Direction: Transcribe the records below exactly.

**** Exercise materials ****

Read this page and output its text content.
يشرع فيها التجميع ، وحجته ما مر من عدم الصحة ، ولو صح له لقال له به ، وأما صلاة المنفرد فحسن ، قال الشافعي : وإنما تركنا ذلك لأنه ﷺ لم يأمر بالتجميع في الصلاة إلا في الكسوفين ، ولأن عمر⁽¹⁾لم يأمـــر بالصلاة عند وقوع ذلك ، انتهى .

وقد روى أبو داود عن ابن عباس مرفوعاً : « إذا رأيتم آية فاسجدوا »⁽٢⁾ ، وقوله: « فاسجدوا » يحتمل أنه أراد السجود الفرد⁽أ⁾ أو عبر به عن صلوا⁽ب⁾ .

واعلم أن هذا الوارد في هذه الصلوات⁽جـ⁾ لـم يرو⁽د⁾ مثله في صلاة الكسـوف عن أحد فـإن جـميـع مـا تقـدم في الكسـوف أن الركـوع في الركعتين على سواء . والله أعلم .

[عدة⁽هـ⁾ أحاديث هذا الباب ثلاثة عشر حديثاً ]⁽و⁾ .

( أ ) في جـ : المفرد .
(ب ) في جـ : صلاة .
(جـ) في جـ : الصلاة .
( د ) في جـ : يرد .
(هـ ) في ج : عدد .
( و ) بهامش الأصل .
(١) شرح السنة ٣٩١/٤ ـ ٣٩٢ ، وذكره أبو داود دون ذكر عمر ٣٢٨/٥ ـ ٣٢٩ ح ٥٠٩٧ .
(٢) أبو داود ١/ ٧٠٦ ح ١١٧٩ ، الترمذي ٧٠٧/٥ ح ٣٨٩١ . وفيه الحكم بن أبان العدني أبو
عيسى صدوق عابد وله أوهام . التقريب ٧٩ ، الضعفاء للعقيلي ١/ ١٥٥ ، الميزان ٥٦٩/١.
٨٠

****

Output of the task:
Read this page and output its text content.
يشرع فيها التجميع ، وحجته ما مر من عدم الصحة ، ولو صح له لقال له به ، وأما صلاة المنفرد فحسن ، قال الشافعي : وإنما تركنا ذلك لأنه ﷺ لم يأمر بالتجميع في الصلاة إلا في الكسوفين ، ولأن عمر⁽¹⁾لم يأمـــر بالصلاة عند وقوع ذلك ، انتهى .

وقد روى أبو داود عن ابن عباس مرفوعاً : « إذا رأيتم آية فاسجدوا »⁽٢⁾ ، وقوله: « فاسجدوا » يحتمل أنه أراد السجود الفرد⁽أ⁾ أو عبر به عن صلوا⁽ب⁾ .

واعلم أن هذا الوارد في هذه الصلوات⁽جـ⁾ لـم يرو⁽د⁾ مثله في صلاة الكسـوف عن أحد فـإن جـميـع مـا تقـدم في الكسـوف أن الركـوع في الركعتين على سواء . والله أعلم .

[عدة⁽هـ⁾ أحاديث هذا الباب ثلاثة عشر حديثاً ]⁽و⁾ .

( أ ) في جـ : المفرد .
(ب ) في جـ : صلاة .
(جـ) في جـ : الصلاة .
( د ) في جـ : يرد .
(هـ ) في ج : عدد .
( و ) بهامش الأصل .
(١) شرح السنة ٣٩١/٤ ـ ٣٩٢ ، وذكره أبو داود دون ذكر عمر ٣٢٨/٥ ـ ٣٢٩ ح ٥٠٩٧ .
(٢) أبو داود ١/ ٧٠٦ ح ١١٧٩ ، الترمذي ٧٠٧/٥ ح ٣٨٩١ . وفيه الحكم بن أبان العدني أبو
عيسى صدوق عابد وله أوهام . التقريب ٧٩ ، الضعفاء للعقيلي ١/ ١٥٥ ، الميزان ٥٦٩/١.
٨٠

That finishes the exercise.